Given request: Transcribe only the stretch of lines that opens with the line containing "Type out the text in this image." and closes with the last line of the listing, skipping pictures.

* Begin Material provided *

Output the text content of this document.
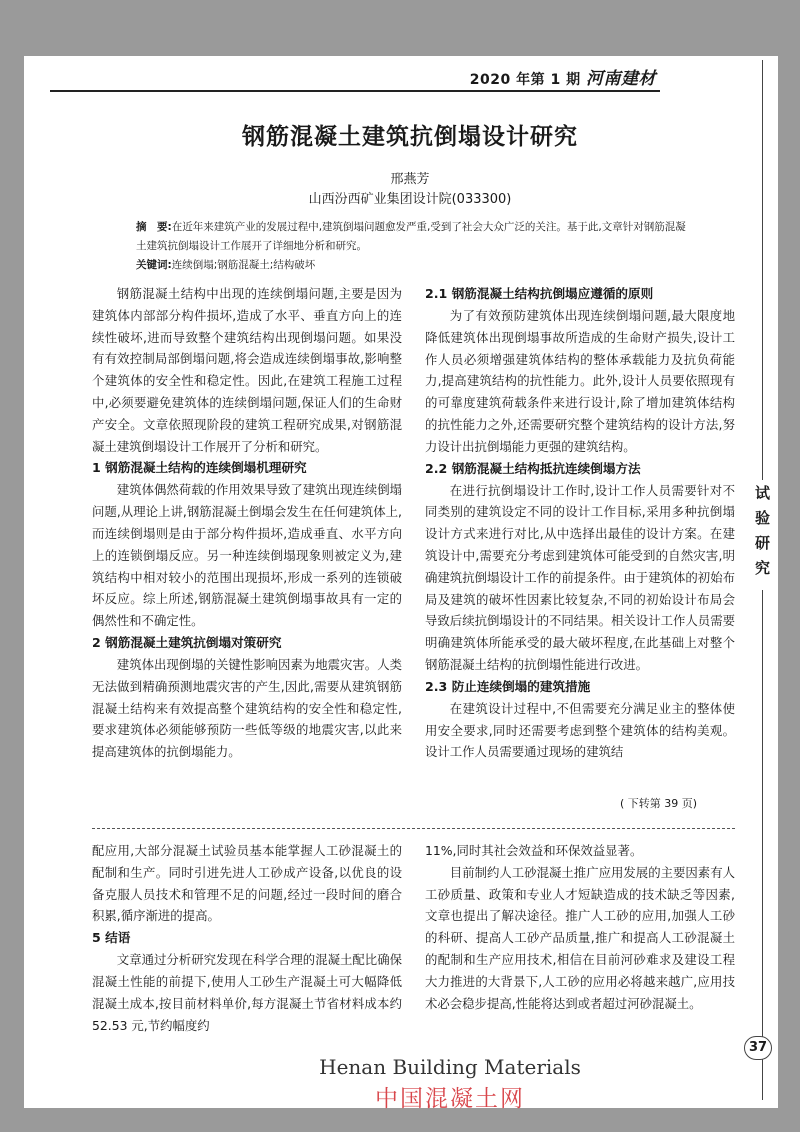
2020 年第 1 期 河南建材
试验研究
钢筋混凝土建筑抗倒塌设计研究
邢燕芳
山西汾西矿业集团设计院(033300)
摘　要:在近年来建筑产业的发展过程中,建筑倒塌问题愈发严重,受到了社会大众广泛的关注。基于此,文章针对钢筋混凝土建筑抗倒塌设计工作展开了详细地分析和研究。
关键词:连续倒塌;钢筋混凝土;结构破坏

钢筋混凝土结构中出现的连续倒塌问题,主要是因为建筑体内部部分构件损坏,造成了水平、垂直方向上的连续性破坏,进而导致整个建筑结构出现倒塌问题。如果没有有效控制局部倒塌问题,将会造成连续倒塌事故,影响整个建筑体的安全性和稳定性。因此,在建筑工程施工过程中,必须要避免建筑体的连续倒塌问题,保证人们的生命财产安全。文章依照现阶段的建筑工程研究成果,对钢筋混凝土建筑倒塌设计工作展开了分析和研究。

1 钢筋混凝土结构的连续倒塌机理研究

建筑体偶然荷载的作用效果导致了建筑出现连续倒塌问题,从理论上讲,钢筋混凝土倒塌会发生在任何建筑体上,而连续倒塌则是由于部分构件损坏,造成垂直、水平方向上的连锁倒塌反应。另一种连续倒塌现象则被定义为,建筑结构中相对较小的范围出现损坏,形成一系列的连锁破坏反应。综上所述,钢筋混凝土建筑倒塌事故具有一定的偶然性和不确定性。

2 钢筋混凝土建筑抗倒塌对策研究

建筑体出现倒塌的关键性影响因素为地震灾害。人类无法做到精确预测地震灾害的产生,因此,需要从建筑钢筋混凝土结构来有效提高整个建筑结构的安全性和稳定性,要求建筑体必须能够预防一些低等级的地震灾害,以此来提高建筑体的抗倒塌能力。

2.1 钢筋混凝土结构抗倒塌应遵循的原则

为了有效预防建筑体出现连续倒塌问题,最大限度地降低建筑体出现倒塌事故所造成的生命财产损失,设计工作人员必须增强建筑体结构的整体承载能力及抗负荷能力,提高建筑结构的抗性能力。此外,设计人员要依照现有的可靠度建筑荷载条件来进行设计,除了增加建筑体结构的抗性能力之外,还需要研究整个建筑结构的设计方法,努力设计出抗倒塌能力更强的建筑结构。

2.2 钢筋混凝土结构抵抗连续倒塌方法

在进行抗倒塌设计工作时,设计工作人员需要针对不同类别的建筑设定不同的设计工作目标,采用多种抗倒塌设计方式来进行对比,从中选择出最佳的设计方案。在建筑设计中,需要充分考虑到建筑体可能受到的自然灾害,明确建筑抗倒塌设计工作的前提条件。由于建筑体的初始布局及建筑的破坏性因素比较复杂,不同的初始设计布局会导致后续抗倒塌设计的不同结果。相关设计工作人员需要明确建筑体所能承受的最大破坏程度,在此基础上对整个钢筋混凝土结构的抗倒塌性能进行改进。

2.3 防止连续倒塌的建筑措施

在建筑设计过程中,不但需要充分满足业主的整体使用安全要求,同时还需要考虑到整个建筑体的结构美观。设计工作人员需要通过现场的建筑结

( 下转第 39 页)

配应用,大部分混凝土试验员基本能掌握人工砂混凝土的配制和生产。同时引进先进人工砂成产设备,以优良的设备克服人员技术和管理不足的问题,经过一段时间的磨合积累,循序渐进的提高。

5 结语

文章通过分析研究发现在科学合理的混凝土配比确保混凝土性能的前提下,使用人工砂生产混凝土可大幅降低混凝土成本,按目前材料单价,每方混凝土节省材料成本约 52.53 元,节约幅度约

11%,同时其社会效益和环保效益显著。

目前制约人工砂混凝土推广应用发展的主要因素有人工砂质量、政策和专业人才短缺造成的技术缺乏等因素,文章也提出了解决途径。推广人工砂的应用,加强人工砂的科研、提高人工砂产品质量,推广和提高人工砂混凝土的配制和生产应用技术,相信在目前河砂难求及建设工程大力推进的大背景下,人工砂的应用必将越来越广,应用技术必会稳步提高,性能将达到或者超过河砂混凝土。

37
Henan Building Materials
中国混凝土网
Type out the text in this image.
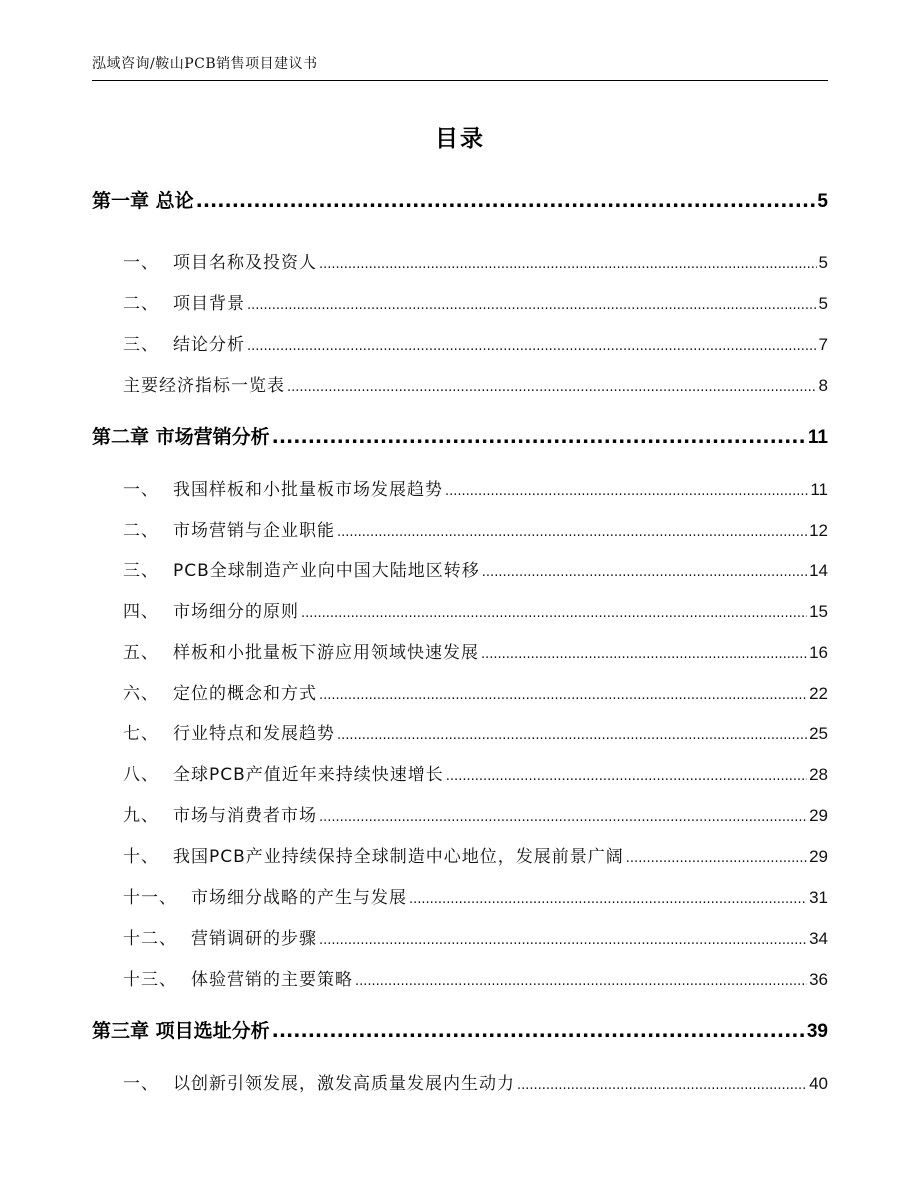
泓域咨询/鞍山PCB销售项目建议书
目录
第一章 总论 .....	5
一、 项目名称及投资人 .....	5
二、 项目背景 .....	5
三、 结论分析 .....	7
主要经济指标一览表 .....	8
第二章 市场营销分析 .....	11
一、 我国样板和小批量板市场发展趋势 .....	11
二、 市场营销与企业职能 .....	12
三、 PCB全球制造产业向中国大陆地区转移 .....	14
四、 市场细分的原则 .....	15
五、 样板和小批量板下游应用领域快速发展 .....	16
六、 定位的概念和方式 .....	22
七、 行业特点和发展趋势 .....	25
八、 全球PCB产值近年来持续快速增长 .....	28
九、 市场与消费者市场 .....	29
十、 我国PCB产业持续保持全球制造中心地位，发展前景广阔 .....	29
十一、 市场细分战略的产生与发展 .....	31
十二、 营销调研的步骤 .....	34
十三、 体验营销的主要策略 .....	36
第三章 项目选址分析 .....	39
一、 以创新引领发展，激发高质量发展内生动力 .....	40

* End Material provided *

Written solution:
Type out the text in this image.
泓域咨询/鞍山PCB销售项目建议书
目录
第一章 总论 .....	5
一、 项目名称及投资人 .....	5
二、 项目背景 .....	5
三、 结论分析 .....	7
主要经济指标一览表 .....	8
第二章 市场营销分析 .....	11
一、 我国样板和小批量板市场发展趋势 .....	11
二、 市场营销与企业职能 .....	12
三、 PCB全球制造产业向中国大陆地区转移 .....	14
四、 市场细分的原则 .....	15
五、 样板和小批量板下游应用领域快速发展 .....	16
六、 定位的概念和方式 .....	22
七、 行业特点和发展趋势 .....	25
八、 全球PCB产值近年来持续快速增长 .....	28
九、 市场与消费者市场 .....	29
十、 我国PCB产业持续保持全球制造中心地位，发展前景广阔 .....	29
十一、 市场细分战略的产生与发展 .....	31
十二、 营销调研的步骤 .....	34
十三、 体验营销的主要策略 .....	36
第三章 项目选址分析 .....	39
一、 以创新引领发展，激发高质量发展内生动力 .....	40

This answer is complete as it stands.